■ **The exercise**
The records below should be written out again, exactly.

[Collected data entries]
○ ○ ○ ○
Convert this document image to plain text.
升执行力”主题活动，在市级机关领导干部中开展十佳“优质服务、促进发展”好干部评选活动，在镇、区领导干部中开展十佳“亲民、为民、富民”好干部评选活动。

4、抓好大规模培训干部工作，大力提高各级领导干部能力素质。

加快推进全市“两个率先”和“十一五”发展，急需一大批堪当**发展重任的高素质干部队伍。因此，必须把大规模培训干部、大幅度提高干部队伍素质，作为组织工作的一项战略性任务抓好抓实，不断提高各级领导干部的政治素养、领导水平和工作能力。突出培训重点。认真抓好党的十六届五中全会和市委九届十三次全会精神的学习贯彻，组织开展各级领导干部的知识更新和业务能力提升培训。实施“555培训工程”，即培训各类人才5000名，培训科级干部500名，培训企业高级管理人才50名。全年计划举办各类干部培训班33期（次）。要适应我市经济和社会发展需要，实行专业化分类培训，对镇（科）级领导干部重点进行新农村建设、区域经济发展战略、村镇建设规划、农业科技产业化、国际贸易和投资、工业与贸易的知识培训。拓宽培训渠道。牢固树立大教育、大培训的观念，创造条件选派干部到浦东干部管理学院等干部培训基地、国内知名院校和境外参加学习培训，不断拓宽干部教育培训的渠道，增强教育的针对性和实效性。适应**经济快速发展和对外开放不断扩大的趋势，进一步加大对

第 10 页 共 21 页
○ ○ ○ ○
■ **Output**
Convert this document image to plain text.
升执行力”主题活动，在市级机关领导干部中开展十佳“优质服务、促进发展”好干部评选活动，在镇、区领导干部中开展十佳“亲民、为民、富民”好干部评选活动。

4、抓好大规模培训干部工作，大力提高各级领导干部能力素质。

加快推进全市“两个率先”和“十一五”发展，急需一大批堪当**发展重任的高素质干部队伍。因此，必须把大规模培训干部、大幅度提高干部队伍素质，作为组织工作的一项战略性任务抓好抓实，不断提高各级领导干部的政治素养、领导水平和工作能力。突出培训重点。认真抓好党的十六届五中全会和市委九届十三次全会精神的学习贯彻，组织开展各级领导干部的知识更新和业务能力提升培训。实施“555培训工程”，即培训各类人才5000名，培训科级干部500名，培训企业高级管理人才50名。全年计划举办各类干部培训班33期（次）。要适应我市经济和社会发展需要，实行专业化分类培训，对镇（科）级领导干部重点进行新农村建设、区域经济发展战略、村镇建设规划、农业科技产业化、国际贸易和投资、工业与贸易的知识培训。拓宽培训渠道。牢固树立大教育、大培训的观念，创造条件选派干部到浦东干部管理学院等干部培训基地、国内知名院校和境外参加学习培训，不断拓宽干部教育培训的渠道，增强教育的针对性和实效性。适应**经济快速发展和对外开放不断扩大的趋势，进一步加大对

第 10 页 共 21 页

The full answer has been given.